** Start Data for this task **
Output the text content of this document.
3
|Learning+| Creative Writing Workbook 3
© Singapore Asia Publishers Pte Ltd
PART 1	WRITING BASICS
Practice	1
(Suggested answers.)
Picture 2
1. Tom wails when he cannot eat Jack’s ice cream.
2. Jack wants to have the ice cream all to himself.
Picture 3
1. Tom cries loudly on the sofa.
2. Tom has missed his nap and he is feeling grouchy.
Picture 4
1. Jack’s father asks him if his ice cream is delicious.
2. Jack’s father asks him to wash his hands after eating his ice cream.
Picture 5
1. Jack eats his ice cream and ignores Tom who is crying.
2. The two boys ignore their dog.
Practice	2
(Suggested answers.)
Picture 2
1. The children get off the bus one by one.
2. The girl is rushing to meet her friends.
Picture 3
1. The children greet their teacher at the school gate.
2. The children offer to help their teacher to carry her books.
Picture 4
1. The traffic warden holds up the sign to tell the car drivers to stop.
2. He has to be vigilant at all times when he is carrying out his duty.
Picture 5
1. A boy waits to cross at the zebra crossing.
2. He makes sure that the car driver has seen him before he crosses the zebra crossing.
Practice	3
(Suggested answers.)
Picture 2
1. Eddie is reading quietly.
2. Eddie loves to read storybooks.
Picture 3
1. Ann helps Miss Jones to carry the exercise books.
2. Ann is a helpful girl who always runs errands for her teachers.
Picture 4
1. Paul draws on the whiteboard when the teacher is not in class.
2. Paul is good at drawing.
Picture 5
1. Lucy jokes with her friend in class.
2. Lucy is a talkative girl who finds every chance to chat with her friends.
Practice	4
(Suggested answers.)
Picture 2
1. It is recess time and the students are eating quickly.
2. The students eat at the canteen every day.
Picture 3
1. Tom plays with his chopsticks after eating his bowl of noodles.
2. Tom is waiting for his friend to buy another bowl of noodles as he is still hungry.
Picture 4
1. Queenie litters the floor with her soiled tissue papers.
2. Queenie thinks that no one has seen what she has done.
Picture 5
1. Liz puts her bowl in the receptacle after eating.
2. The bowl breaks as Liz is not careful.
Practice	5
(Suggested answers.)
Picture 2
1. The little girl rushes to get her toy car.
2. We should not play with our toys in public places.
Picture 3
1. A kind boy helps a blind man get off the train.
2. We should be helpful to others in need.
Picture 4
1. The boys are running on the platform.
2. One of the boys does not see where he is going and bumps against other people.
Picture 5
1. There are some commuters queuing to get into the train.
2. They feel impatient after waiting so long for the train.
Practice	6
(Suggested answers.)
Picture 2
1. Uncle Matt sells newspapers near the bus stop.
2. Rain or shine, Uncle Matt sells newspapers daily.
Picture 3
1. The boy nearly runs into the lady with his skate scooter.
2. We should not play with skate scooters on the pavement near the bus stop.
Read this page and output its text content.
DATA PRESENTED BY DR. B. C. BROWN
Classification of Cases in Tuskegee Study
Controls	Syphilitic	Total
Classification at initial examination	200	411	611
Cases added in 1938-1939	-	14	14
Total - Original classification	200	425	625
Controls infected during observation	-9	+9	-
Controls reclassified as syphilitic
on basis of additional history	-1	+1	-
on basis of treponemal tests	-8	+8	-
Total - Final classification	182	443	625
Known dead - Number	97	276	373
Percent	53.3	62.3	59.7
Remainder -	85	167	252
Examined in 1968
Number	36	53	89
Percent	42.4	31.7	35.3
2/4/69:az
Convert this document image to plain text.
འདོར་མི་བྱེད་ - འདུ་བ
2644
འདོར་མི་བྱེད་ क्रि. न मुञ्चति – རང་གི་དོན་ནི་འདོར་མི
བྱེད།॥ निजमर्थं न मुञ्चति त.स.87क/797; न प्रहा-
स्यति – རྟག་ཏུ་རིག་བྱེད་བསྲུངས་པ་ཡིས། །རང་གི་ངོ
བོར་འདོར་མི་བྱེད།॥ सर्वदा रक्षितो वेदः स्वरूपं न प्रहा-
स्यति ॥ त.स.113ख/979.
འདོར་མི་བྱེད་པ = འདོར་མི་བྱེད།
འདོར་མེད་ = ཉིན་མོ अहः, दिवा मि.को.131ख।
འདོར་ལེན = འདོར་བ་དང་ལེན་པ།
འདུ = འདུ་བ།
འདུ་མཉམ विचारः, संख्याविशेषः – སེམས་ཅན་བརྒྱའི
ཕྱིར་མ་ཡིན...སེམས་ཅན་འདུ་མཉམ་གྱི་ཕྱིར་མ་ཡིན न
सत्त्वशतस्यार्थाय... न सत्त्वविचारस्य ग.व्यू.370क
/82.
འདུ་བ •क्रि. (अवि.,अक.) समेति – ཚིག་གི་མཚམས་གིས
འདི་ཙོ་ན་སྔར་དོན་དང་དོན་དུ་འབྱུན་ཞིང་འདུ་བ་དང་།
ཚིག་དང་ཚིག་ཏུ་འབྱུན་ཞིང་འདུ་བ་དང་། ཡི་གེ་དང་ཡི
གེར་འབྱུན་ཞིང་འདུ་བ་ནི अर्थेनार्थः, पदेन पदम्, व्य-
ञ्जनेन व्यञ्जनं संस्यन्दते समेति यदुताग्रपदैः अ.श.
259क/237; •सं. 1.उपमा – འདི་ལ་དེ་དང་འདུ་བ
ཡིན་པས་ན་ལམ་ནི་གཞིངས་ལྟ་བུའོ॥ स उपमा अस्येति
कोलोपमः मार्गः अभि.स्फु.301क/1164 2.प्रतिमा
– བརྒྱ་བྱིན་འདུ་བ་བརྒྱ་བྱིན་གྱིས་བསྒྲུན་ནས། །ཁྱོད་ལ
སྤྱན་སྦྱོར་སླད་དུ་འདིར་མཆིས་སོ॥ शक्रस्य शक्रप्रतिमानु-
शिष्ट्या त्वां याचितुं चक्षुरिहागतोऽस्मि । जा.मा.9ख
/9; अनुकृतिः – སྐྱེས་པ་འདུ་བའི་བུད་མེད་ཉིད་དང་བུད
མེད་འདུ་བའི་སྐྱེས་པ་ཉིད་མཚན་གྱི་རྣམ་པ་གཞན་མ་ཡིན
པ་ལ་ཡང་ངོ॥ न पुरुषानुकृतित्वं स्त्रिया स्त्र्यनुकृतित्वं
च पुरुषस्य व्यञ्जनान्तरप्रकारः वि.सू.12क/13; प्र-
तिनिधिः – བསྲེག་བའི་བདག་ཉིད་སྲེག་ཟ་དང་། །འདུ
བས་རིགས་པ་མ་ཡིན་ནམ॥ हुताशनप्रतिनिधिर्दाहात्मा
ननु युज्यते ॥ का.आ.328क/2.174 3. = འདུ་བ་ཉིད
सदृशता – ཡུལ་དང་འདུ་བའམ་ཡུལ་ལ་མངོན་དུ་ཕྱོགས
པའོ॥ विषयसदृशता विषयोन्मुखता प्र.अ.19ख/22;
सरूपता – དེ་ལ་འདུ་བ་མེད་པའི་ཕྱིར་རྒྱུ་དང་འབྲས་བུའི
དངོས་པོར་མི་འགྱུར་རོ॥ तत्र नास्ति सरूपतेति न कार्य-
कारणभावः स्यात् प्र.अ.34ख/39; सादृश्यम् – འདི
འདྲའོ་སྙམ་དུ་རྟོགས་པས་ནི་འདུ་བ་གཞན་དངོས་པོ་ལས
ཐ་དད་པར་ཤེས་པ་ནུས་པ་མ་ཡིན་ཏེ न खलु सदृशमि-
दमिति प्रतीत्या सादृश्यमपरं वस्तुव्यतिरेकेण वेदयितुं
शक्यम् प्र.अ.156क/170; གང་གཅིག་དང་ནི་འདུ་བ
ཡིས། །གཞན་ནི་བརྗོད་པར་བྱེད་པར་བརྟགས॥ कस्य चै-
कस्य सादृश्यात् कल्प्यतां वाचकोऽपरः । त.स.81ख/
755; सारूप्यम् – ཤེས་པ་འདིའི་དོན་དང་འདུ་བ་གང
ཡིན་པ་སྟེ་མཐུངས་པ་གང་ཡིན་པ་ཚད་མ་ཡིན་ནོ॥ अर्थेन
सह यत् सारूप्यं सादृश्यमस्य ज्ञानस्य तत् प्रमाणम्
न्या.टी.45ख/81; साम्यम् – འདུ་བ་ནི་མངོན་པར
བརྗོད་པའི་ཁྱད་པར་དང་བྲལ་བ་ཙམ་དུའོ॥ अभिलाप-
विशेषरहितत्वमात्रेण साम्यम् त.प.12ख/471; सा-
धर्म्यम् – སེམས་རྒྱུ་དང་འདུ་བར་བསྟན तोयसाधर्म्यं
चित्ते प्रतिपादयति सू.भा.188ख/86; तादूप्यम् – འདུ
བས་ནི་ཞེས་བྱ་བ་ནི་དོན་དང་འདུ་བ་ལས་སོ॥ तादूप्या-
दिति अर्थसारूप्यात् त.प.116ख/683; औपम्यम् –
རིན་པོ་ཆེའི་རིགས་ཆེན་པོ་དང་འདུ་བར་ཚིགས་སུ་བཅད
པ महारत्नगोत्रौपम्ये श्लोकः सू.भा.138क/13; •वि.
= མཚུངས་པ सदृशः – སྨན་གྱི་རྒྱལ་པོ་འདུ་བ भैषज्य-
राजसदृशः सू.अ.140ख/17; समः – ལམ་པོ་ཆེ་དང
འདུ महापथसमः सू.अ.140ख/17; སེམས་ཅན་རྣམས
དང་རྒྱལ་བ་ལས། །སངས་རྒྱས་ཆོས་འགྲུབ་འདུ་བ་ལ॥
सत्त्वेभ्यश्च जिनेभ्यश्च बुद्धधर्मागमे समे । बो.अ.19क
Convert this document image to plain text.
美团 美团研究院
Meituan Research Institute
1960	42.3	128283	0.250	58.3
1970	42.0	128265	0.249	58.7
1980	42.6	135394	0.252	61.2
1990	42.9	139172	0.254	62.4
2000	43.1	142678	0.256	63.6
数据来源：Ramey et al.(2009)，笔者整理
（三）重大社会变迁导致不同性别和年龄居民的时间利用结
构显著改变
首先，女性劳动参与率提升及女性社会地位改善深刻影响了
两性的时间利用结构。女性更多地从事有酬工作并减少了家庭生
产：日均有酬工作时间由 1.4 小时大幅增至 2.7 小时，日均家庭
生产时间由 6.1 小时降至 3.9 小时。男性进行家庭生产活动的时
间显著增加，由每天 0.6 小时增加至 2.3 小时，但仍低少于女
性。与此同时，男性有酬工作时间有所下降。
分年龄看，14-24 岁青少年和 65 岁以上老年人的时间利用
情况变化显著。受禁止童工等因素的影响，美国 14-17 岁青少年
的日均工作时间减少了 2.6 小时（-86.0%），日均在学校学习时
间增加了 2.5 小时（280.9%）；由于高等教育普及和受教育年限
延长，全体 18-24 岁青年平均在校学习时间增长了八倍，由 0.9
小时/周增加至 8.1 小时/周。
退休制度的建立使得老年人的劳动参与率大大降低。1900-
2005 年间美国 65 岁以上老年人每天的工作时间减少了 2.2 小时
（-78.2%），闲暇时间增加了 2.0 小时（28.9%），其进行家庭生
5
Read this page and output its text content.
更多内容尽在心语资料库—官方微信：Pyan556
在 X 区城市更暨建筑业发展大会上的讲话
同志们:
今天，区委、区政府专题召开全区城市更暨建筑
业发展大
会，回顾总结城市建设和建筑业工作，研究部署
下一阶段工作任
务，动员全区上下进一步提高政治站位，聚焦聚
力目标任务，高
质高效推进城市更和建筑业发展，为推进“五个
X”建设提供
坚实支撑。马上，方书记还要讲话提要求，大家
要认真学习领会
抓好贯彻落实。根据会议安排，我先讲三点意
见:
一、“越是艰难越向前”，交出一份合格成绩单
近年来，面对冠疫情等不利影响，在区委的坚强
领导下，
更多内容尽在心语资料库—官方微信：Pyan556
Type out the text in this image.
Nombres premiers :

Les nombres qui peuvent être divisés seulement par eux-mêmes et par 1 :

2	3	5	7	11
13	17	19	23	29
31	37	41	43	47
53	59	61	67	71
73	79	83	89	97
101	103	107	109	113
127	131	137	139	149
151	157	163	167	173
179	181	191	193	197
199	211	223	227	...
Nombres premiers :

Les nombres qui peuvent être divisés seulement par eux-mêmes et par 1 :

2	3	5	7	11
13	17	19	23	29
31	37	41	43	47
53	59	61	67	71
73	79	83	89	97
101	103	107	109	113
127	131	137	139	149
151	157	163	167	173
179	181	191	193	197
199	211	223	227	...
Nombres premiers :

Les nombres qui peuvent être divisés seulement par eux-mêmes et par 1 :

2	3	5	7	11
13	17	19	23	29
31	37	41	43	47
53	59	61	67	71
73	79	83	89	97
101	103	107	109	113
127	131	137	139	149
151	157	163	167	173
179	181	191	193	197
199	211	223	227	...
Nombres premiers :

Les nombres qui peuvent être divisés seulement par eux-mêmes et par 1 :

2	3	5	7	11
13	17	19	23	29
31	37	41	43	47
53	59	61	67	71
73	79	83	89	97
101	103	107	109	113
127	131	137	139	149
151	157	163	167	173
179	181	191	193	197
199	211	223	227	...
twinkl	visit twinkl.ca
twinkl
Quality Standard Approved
** End Data for this task **
→ Instruction:
Reply with one number: the count of lines in the entries that include the word "should".

→ Correct result:
3